> _TASK TO COMPLETE_: In the entries that follow, how many lines contain "activity"? Answer with the number only.

> _PROVIDED ENTRIES_:
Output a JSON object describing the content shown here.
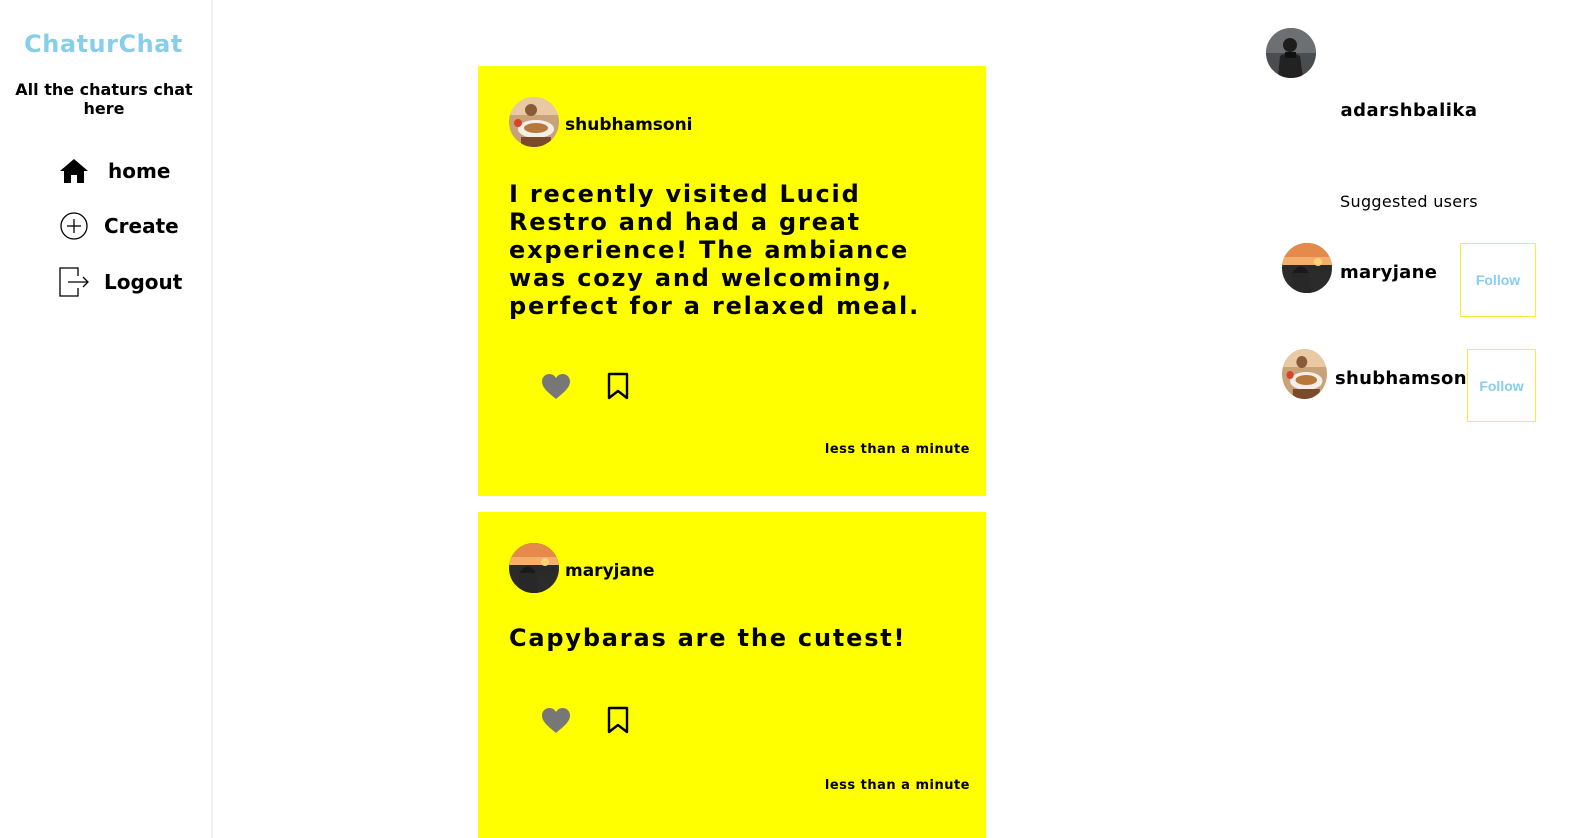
{
  "app": {
    "name": "ChaturChat",
    "tagline": "All the chaturs chat here"
  },
  "colors": {
    "brand": "#87ceeb",
    "post_background": "#ffff00",
    "follow_text": "#87ceeb",
    "follow_border": "#f5ef3a",
    "like_icon": "#777777"
  },
  "nav": [
    {
      "label": "home",
      "icon": "home-icon"
    },
    {
      "label": "Create",
      "icon": "plus-circle-icon"
    },
    {
      "label": "Logout",
      "icon": "logout-icon"
    }
  ],
  "posts": [
    {
      "username": "shubhamsoni",
      "avatar": "food-photo-avatar",
      "text": "I recently visited Lucid Restro and had a great experience! The ambiance was cozy and welcoming, perfect for a relaxed meal.",
      "time": "less than a minute"
    },
    {
      "username": "maryjane",
      "avatar": "sunset-photo-avatar",
      "text": "Capybaras are the cutest!",
      "time": "less than a minute"
    }
  ],
  "current_user": {
    "username": "adarshbalika",
    "avatar": "camera-person-avatar"
  },
  "suggested": {
    "title": "Suggested users",
    "users": [
      {
        "username": "maryjane",
        "avatar": "sunset-photo-avatar",
        "follow_label": "Follow"
      },
      {
        "username": "shubhamsoni",
        "avatar": "food-photo-avatar",
        "follow_label": "Follow"
      }
    ]
  }
}
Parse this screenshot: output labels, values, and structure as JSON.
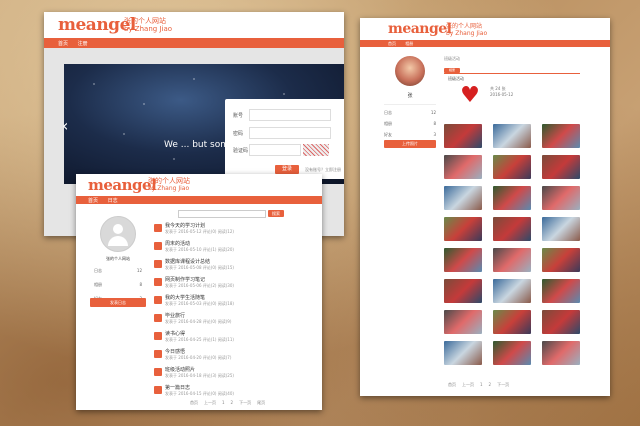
{
  "brand": {
    "logo": "meangel",
    "subtitle_cn": "张的个人网站",
    "subtitle_en": "by Zhang Jiao",
    "accent": "#e8603c"
  },
  "window_login": {
    "nav": [
      "首页",
      "注册"
    ],
    "banner_text": "We ... but some of...",
    "form": {
      "username_label": "账号",
      "password_label": "密码",
      "captcha_label": "验证码",
      "submit_label": "登录",
      "register_link": "没有账号？立即注册"
    }
  },
  "window_list": {
    "nav": [
      "首页",
      "日志"
    ],
    "profile": {
      "name": "张的个人网站",
      "stats": [
        {
          "label": "日志",
          "value": "12"
        },
        {
          "label": "相册",
          "value": "8"
        },
        {
          "label": "好友",
          "value": "3"
        }
      ],
      "button": "发表日志"
    },
    "search": {
      "placeholder": "",
      "button": "搜索"
    },
    "posts": [
      {
        "title": "我今天的学习计划",
        "meta": "发表于 2016-05-12 评论(0) 阅读(12)"
      },
      {
        "title": "周末的活动",
        "meta": "发表于 2016-05-10 评论(1) 阅读(20)"
      },
      {
        "title": "数据库课程设计总结",
        "meta": "发表于 2016-05-08 评论(0) 阅读(15)"
      },
      {
        "title": "网页制作学习笔记",
        "meta": "发表于 2016-05-06 评论(2) 阅读(30)"
      },
      {
        "title": "我的大学生活随笔",
        "meta": "发表于 2016-05-03 评论(0) 阅读(18)"
      },
      {
        "title": "毕业旅行",
        "meta": "发表于 2016-04-28 评论(0) 阅读(9)"
      },
      {
        "title": "读书心得",
        "meta": "发表于 2016-04-25 评论(1) 阅读(11)"
      },
      {
        "title": "今日感悟",
        "meta": "发表于 2016-04-20 评论(0) 阅读(7)"
      },
      {
        "title": "班级活动照片",
        "meta": "发表于 2016-04-18 评论(3) 阅读(25)"
      },
      {
        "title": "第一篇日志",
        "meta": "发表于 2016-04-15 评论(0) 阅读(40)"
      }
    ],
    "pagination": [
      "首页",
      "上一页",
      "1",
      "2",
      "下一页",
      "尾页"
    ]
  },
  "window_album": {
    "nav": [
      "首页",
      "相册"
    ],
    "profile": {
      "name": "张",
      "stats": [
        {
          "label": "日志",
          "value": "12"
        },
        {
          "label": "相册",
          "value": "8"
        },
        {
          "label": "好友",
          "value": "3"
        }
      ],
      "button": "上传照片"
    },
    "album_tab": "相册",
    "album_title": "班级活动",
    "album_info": [
      "共 24 张",
      "2016-05-12"
    ],
    "photos_rows": 8,
    "pagination": [
      "首页",
      "上一页",
      "1",
      "2",
      "下一页"
    ]
  }
}
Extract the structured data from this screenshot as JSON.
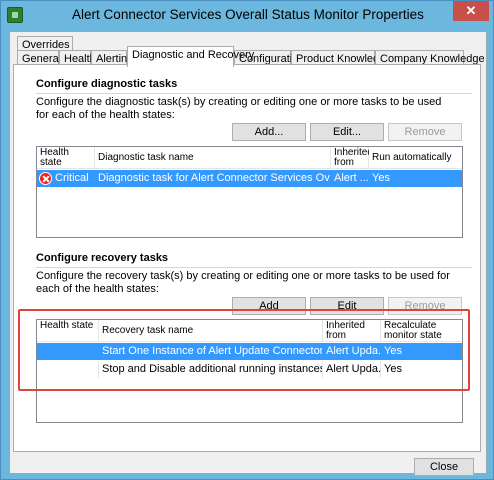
{
  "window": {
    "title": "Alert Connector Services Overall Status Monitor Properties",
    "close_glyph": "✕"
  },
  "tabs_row1": [
    {
      "label": "Overrides"
    }
  ],
  "tabs_row2": [
    {
      "label": "General"
    },
    {
      "label": "Health"
    },
    {
      "label": "Alerting"
    },
    {
      "label": "Diagnostic and Recovery",
      "active": true
    },
    {
      "label": "Configuration"
    },
    {
      "label": "Product Knowledge"
    },
    {
      "label": "Company Knowledge"
    }
  ],
  "diagnostic": {
    "title": "Configure diagnostic tasks",
    "description": "Configure the diagnostic task(s) by creating or editing one or more tasks to be used for each of the health states:",
    "buttons": {
      "add": "Add...",
      "edit": "Edit...",
      "remove": "Remove"
    },
    "columns": {
      "health": "Health state",
      "name": "Diagnostic task name",
      "inherited": "Inherited from",
      "run": "Run automatically"
    },
    "rows": [
      {
        "health": "Critical",
        "name": "Diagnostic task for Alert Connector Services Overall Statu...",
        "inherited": "Alert ...",
        "run": "Yes",
        "selected": true
      }
    ]
  },
  "recovery": {
    "title": "Configure recovery tasks",
    "description": "Configure the recovery task(s) by creating or editing one or more tasks to be used for each of the health states:",
    "buttons": {
      "add": "Add",
      "edit": "Edit",
      "remove": "Remove"
    },
    "columns": {
      "health": "Health state",
      "name": "Recovery task name",
      "inherited": "Inherited from",
      "recalc": "Recalculate monitor state"
    },
    "rows": [
      {
        "health": "",
        "name": "Start One Instance of Alert Update Connector Service",
        "inherited": "Alert Upda...",
        "recalc": "Yes",
        "selected": true
      },
      {
        "health": "",
        "name": "Stop and Disable additional running instances",
        "inherited": "Alert Upda...",
        "recalc": "Yes",
        "selected": false
      }
    ]
  },
  "footer": {
    "close": "Close"
  },
  "colors": {
    "selection": "#3399ff",
    "highlight": "#e0453b",
    "title_bar": "#6bb7de"
  }
}
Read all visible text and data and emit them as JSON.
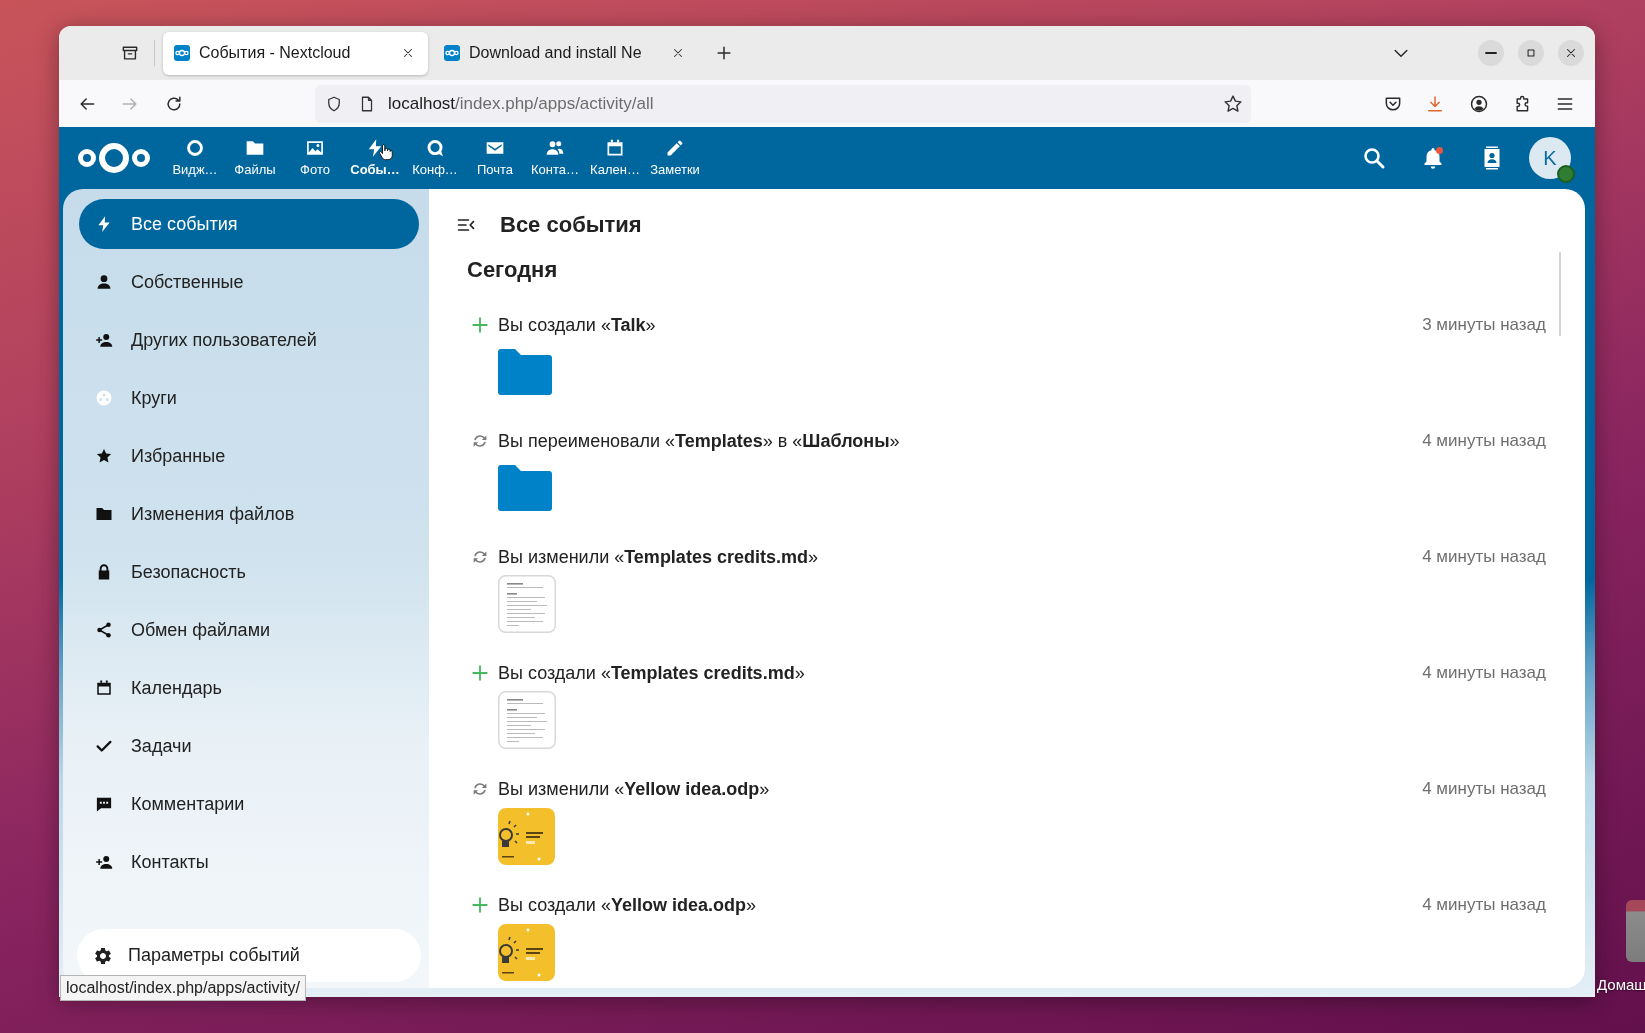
{
  "desktop": {
    "icon_label": "Домаш"
  },
  "browser": {
    "tabs": [
      {
        "title": "События - Nextcloud",
        "selected": true
      },
      {
        "title": "Download and install Ne",
        "selected": false
      }
    ],
    "back_disabled": false,
    "forward_disabled": true,
    "address": {
      "host": "localhost",
      "path": "/index.php/apps/activity/all"
    },
    "download_active": true,
    "status_url": "localhost/index.php/apps/activity/"
  },
  "header": {
    "apps": [
      {
        "label": "Видж…",
        "selected": false
      },
      {
        "label": "Файлы",
        "selected": false
      },
      {
        "label": "Фото",
        "selected": false
      },
      {
        "label": "Собы…",
        "selected": true
      },
      {
        "label": "Конф…",
        "selected": false
      },
      {
        "label": "Почта",
        "selected": false
      },
      {
        "label": "Конта…",
        "selected": false
      },
      {
        "label": "Кален…",
        "selected": false
      },
      {
        "label": "Заметки",
        "selected": false
      }
    ],
    "notifications": {
      "unread": true
    },
    "account": {
      "initial": "K",
      "online": true
    }
  },
  "sidebar": {
    "items": [
      {
        "label": "Все события",
        "selected": true
      },
      {
        "label": "Собственные",
        "selected": false
      },
      {
        "label": "Других пользователей",
        "selected": false
      },
      {
        "label": "Круги",
        "selected": false
      },
      {
        "label": "Избранные",
        "selected": false
      },
      {
        "label": "Изменения файлов",
        "selected": false
      },
      {
        "label": "Безопасность",
        "selected": false
      },
      {
        "label": "Обмен файлами",
        "selected": false
      },
      {
        "label": "Календарь",
        "selected": false
      },
      {
        "label": "Задачи",
        "selected": false
      },
      {
        "label": "Комментарии",
        "selected": false
      },
      {
        "label": "Контакты",
        "selected": false
      }
    ],
    "settings_label": "Параметры событий"
  },
  "main": {
    "title": "Все события",
    "section": "Сегодня",
    "activities": [
      {
        "kind": "created",
        "text": "Вы создали «**Talk**»",
        "time": "3 минуты назад",
        "preview": {
          "kind": "folder"
        }
      },
      {
        "kind": "renamed",
        "text": "Вы переименовали «**Templates**» в «**Шаблоны**»",
        "time": "4 минуты назад",
        "preview": {
          "kind": "folder"
        }
      },
      {
        "kind": "changed",
        "text": "Вы изменили «**Templates credits.md**»",
        "time": "4 минуты назад",
        "preview": {
          "kind": "document"
        }
      },
      {
        "kind": "created",
        "text": "Вы создали «**Templates credits.md**»",
        "time": "4 минуты назад",
        "preview": {
          "kind": "document"
        }
      },
      {
        "kind": "changed",
        "text": "Вы изменили «**Yellow idea.odp**»",
        "time": "4 минуты назад",
        "preview": {
          "kind": "presentation"
        }
      },
      {
        "kind": "created",
        "text": "Вы создали «**Yellow idea.odp**»",
        "time": "4 минуты назад",
        "preview": {
          "kind": "presentation"
        }
      }
    ]
  }
}
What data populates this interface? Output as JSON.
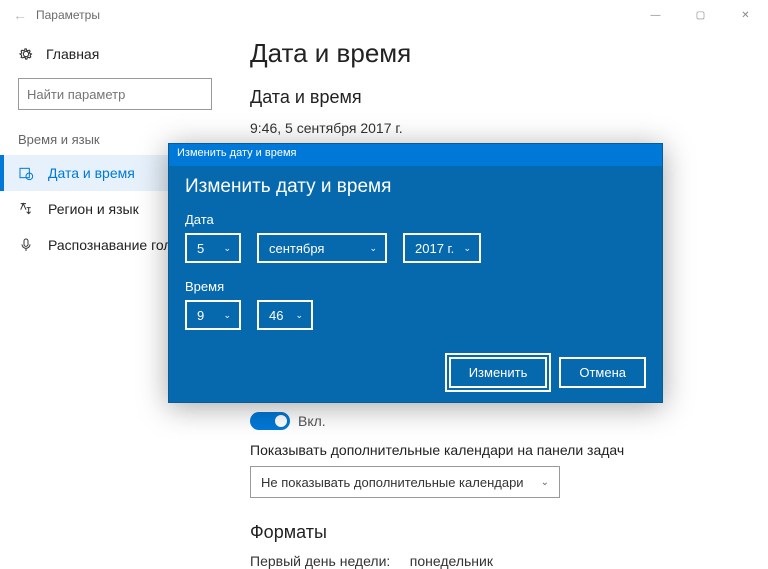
{
  "window": {
    "title": "Параметры",
    "win_min": "—",
    "win_max": "▢",
    "win_close": "✕"
  },
  "sidebar": {
    "home": "Главная",
    "search_placeholder": "Найти параметр",
    "category": "Время и язык",
    "items": [
      {
        "label": "Дата и время"
      },
      {
        "label": "Регион и язык"
      },
      {
        "label": "Распознавание голоса"
      }
    ]
  },
  "main": {
    "h1": "Дата и время",
    "h2": "Дата и время",
    "datetime": "9:46, 5 сентября 2017 г.",
    "toggle_label": "Вкл.",
    "extra_cal_text": "Показывать дополнительные календари на панели задач",
    "extra_cal_select": "Не показывать дополнительные календари",
    "formats_h": "Форматы",
    "first_day_label": "Первый день недели:",
    "first_day_value": "понедельник"
  },
  "dialog": {
    "titlebar": "Изменить дату и время",
    "heading": "Изменить дату и время",
    "date_label": "Дата",
    "date_day": "5",
    "date_month": "сентября",
    "date_year": "2017 г.",
    "time_label": "Время",
    "time_hour": "9",
    "time_minute": "46",
    "btn_change": "Изменить",
    "btn_cancel": "Отмена"
  }
}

> _ANSWER TO THIS PROBLEM_: 2